● **Extracted information**:
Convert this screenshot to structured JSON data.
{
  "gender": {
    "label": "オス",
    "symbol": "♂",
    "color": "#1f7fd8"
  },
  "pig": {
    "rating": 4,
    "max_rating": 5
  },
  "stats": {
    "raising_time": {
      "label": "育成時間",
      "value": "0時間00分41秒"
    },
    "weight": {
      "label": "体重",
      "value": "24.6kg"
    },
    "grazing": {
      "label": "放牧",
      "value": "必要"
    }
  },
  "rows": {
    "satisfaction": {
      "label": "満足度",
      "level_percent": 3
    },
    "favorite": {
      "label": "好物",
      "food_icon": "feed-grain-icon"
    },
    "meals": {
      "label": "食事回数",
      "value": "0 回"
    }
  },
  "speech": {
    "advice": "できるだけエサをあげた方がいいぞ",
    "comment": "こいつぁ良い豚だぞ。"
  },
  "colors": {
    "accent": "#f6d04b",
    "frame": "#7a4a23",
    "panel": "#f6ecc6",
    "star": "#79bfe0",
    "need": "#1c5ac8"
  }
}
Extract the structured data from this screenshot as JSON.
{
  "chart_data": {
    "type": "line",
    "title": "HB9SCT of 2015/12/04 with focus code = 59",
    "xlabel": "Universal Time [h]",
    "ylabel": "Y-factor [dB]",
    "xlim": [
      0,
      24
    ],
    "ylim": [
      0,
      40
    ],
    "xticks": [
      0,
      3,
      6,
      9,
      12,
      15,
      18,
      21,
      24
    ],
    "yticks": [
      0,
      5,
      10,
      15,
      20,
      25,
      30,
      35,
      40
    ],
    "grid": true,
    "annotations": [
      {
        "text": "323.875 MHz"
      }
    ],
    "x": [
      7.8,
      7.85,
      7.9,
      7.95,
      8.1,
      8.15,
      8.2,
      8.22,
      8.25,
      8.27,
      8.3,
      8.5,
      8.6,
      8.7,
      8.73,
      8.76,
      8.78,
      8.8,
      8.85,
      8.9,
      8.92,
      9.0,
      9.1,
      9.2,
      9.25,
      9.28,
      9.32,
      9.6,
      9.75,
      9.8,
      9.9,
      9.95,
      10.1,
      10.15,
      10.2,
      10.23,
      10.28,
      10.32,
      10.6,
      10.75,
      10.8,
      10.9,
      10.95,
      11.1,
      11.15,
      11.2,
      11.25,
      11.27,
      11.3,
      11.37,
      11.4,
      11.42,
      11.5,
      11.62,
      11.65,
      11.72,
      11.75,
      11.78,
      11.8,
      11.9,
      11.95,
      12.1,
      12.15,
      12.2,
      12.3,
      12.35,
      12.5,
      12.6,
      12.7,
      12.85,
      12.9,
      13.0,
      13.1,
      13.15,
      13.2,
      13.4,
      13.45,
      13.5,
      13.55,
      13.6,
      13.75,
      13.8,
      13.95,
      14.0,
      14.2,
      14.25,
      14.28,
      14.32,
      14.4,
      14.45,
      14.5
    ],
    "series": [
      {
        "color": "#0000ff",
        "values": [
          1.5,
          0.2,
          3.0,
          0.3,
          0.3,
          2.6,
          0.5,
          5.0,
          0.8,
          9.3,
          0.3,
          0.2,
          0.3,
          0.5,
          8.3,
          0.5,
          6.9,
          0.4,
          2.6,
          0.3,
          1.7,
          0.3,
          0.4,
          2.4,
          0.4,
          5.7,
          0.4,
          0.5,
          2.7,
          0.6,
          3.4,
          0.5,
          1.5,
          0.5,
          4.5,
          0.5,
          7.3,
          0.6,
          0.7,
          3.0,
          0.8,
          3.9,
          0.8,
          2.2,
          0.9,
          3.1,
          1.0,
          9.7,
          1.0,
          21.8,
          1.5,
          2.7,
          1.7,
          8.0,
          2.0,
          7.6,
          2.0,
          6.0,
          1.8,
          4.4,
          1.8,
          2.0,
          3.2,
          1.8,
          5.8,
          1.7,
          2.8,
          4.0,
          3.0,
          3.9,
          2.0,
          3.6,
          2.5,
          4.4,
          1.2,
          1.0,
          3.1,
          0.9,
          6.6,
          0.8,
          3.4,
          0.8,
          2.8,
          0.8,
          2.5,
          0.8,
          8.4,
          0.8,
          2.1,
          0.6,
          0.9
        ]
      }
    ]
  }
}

● **Directions for this task**: Give back all the records exactly as they stand.

● **Response to the task**:
Convert this screenshot to structured JSON data.
{
  "gender": {
    "label": "オス",
    "symbol": "♂",
    "color": "#1f7fd8"
  },
  "pig": {
    "rating": 4,
    "max_rating": 5
  },
  "stats": {
    "raising_time": {
      "label": "育成時間",
      "value": "0時間00分41秒"
    },
    "weight": {
      "label": "体重",
      "value": "24.6kg"
    },
    "grazing": {
      "label": "放牧",
      "value": "必要"
    }
  },
  "rows": {
    "satisfaction": {
      "label": "満足度",
      "level_percent": 3
    },
    "favorite": {
      "label": "好物",
      "food_icon": "feed-grain-icon"
    },
    "meals": {
      "label": "食事回数",
      "value": "0 回"
    }
  },
  "speech": {
    "advice": "できるだけエサをあげた方がいいぞ",
    "comment": "こいつぁ良い豚だぞ。"
  },
  "colors": {
    "accent": "#f6d04b",
    "frame": "#7a4a23",
    "panel": "#f6ecc6",
    "star": "#79bfe0",
    "need": "#1c5ac8"
  }
}
Extract the structured data from this screenshot as JSON.
{
  "chart_data": {
    "type": "line",
    "title": "HB9SCT of 2015/12/04 with focus code = 59",
    "xlabel": "Universal Time [h]",
    "ylabel": "Y-factor [dB]",
    "xlim": [
      0,
      24
    ],
    "ylim": [
      0,
      40
    ],
    "xticks": [
      0,
      3,
      6,
      9,
      12,
      15,
      18,
      21,
      24
    ],
    "yticks": [
      0,
      5,
      10,
      15,
      20,
      25,
      30,
      35,
      40
    ],
    "grid": true,
    "annotations": [
      {
        "text": "323.875 MHz"
      }
    ],
    "x": [
      7.8,
      7.85,
      7.9,
      7.95,
      8.1,
      8.15,
      8.2,
      8.22,
      8.25,
      8.27,
      8.3,
      8.5,
      8.6,
      8.7,
      8.73,
      8.76,
      8.78,
      8.8,
      8.85,
      8.9,
      8.92,
      9.0,
      9.1,
      9.2,
      9.25,
      9.28,
      9.32,
      9.6,
      9.75,
      9.8,
      9.9,
      9.95,
      10.1,
      10.15,
      10.2,
      10.23,
      10.28,
      10.32,
      10.6,
      10.75,
      10.8,
      10.9,
      10.95,
      11.1,
      11.15,
      11.2,
      11.25,
      11.27,
      11.3,
      11.37,
      11.4,
      11.42,
      11.5,
      11.62,
      11.65,
      11.72,
      11.75,
      11.78,
      11.8,
      11.9,
      11.95,
      12.1,
      12.15,
      12.2,
      12.3,
      12.35,
      12.5,
      12.6,
      12.7,
      12.85,
      12.9,
      13.0,
      13.1,
      13.15,
      13.2,
      13.4,
      13.45,
      13.5,
      13.55,
      13.6,
      13.75,
      13.8,
      13.95,
      14.0,
      14.2,
      14.25,
      14.28,
      14.32,
      14.4,
      14.45,
      14.5
    ],
    "series": [
      {
        "color": "#0000ff",
        "values": [
          1.5,
          0.2,
          3.0,
          0.3,
          0.3,
          2.6,
          0.5,
          5.0,
          0.8,
          9.3,
          0.3,
          0.2,
          0.3,
          0.5,
          8.3,
          0.5,
          6.9,
          0.4,
          2.6,
          0.3,
          1.7,
          0.3,
          0.4,
          2.4,
          0.4,
          5.7,
          0.4,
          0.5,
          2.7,
          0.6,
          3.4,
          0.5,
          1.5,
          0.5,
          4.5,
          0.5,
          7.3,
          0.6,
          0.7,
          3.0,
          0.8,
          3.9,
          0.8,
          2.2,
          0.9,
          3.1,
          1.0,
          9.7,
          1.0,
          21.8,
          1.5,
          2.7,
          1.7,
          8.0,
          2.0,
          7.6,
          2.0,
          6.0,
          1.8,
          4.4,
          1.8,
          2.0,
          3.2,
          1.8,
          5.8,
          1.7,
          2.8,
          4.0,
          3.0,
          3.9,
          2.0,
          3.6,
          2.5,
          4.4,
          1.2,
          1.0,
          3.1,
          0.9,
          6.6,
          0.8,
          3.4,
          0.8,
          2.8,
          0.8,
          2.5,
          0.8,
          8.4,
          0.8,
          2.1,
          0.6,
          0.9
        ]
      }
    ]
  }
}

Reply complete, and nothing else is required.